----- DATA SHOWN -----
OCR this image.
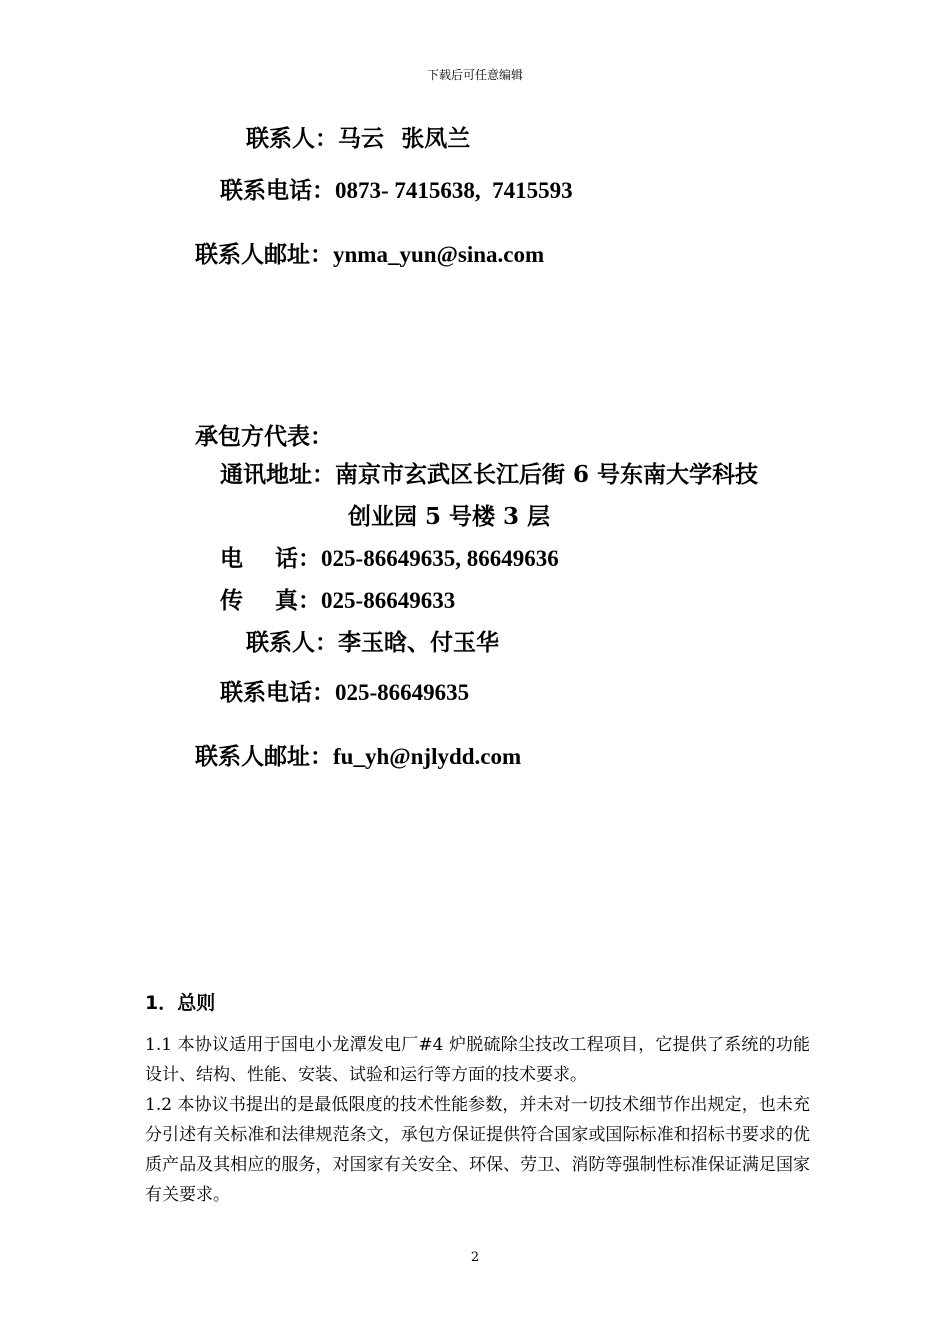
下载后可任意编辑
联系人：马云   张凤兰
联系电话：0873- 7415638,  7415593
联系人邮址：ynma_yun@sina.com
承包方代表：
通讯地址：南京市玄武区长江后街 6 号东南大学科技
创业园 5 号楼 3 层
电    话：025-86649635, 86649636
传    真：025-86649633
联系人：李玉晗、付玉华
联系电话：025-86649635
联系人邮址：fu_yh@njlydd.com
1．总则
1.1 本协议适用于国电小龙潭发电厂#4 炉脱硫除尘技改工程项目，它提供了系统的功能设计、结构、性能、安装、试验和运行等方面的技术要求。
1.2 本协议书提出的是最低限度的技术性能参数，并未对一切技术细节作出规定，也未充分引述有关标准和法律规范条文，承包方保证提供符合国家或国际标准和招标书要求的优质产品及其相应的服务，对国家有关安全、环保、劳卫、消防等强制性标准保证满足国家有关要求。
2
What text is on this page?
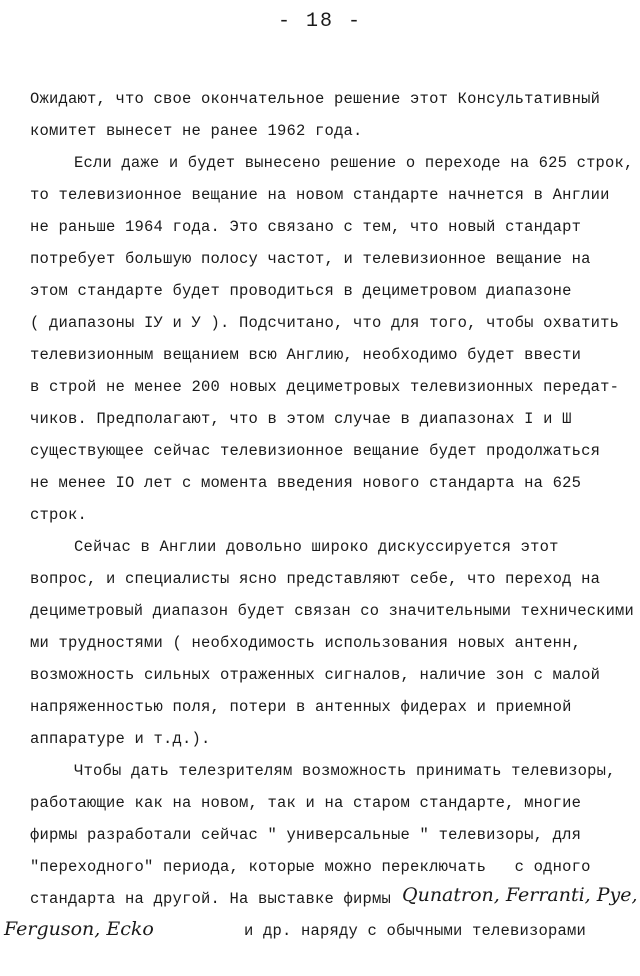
- 18 -
Ожидают, что свое окончательное решение этот Консультативный
комитет вынесет не ранее 1962 года.
Если даже и будет вынесено решение о переходе на 625 строк,
то телевизионное вещание на новом стандарте начнется в Англии
не раньше 1964 года. Это связано с тем, что новый стандарт
потребует большую полосу частот, и телевизионное вещание на
этом стандарте будет проводиться в дециметровом диапазоне
( диапазоны IУ и У ). Подсчитано, что для того, чтобы охватить
телевизионным вещанием всю Англию, необходимо будет ввести
в строй не менее 200 новых дециметровых телевизионных передат-
чиков. Предполагают, что в этом случае в диапазонах I и Ш
существующее сейчас телевизионное вещание будет продолжаться
не менее IO лет с момента введения нового стандарта на 625
строк.
Сейчас в Англии довольно широко дискуссируется этот
вопрос, и специалисты ясно представляют себе, что переход на
дециметровый диапазон будет связан со значительными техническими
ми трудностями ( необходимость использования новых антенн,
возможность сильных отраженных сигналов, наличие зон с малой
напряженностью поля, потери в антенных фидерах и приемной
аппаратуре и т.д.).
Чтобы дать телезрителям возможность принимать телевизоры,
работающие как на новом, так и на старом стандарте, многие
фирмы разработали сейчас " универсальные " телевизоры, для
"переходного" периода, которые можно переключать   с одного
стандарта на другой. На выставке фирмы Qunatron, Ferranti, Pye,
Ferguson, Ecko	и др. наряду с обычными телевизорами
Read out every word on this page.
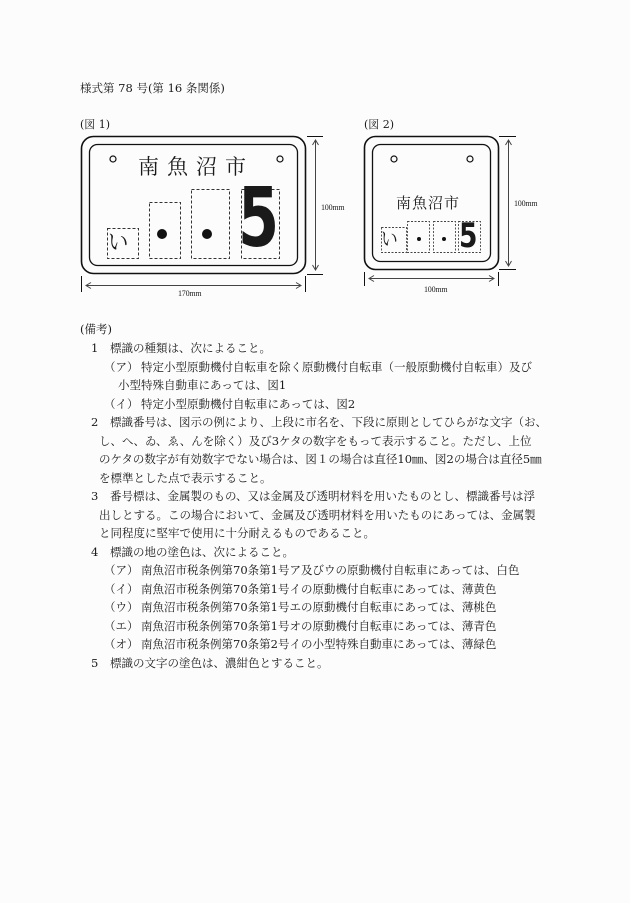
様式第 78 号(第 16 条関係)
(図 1)	(図 2)
南魚沼市
い 5	100mm
170mm
南魚沼市
い 5
100mm
100mm
(備考)
1 標識の種類は、次によること。
（ア） 特定小型原動機付自転車を除く原動機付自転車（一般原動機付自転車）及び
小型特殊自動車にあっては、図1
（イ） 特定小型原動機付自転車にあっては、図2
2 標識番号は、図示の例により、上段に市名を、下段に原則としてひらがな文字（お、
し、へ、ゐ、ゑ、んを除く）及び3ケタの数字をもって表示すること。ただし、上位
のケタの数字が有効数字でない場合は、図１の場合は直径10㎜、図2の場合は直径5㎜
を標準とした点で表示すること。
3 番号標は、金属製のもの、又は金属及び透明材料を用いたものとし、標識番号は浮
出しとする。この場合において、金属及び透明材料を用いたものにあっては、金属製
と同程度に堅牢で使用に十分耐えるものであること。
4 標識の地の塗色は、次によること。
（ア） 南魚沼市税条例第70条第1号ア及びウの原動機付自転車にあっては、白色
（イ） 南魚沼市税条例第70条第1号イの原動機付自転車にあっては、薄黄色
（ウ） 南魚沼市税条例第70条第1号エの原動機付自転車にあっては、薄桃色
（エ） 南魚沼市税条例第70条第1号オの原動機付自転車にあっては、薄青色
（オ） 南魚沼市税条例第70条第2号イの小型特殊自動車にあっては、薄緑色
5 標識の文字の塗色は、濃紺色とすること。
-----
AIM
Copy out the lines that hold "стандарта".

REPLY
не менее IO лет с момента введения нового стандарта на 625
стандарта на другой. На выставке фирмы Qunatron, Ferranti, Pye,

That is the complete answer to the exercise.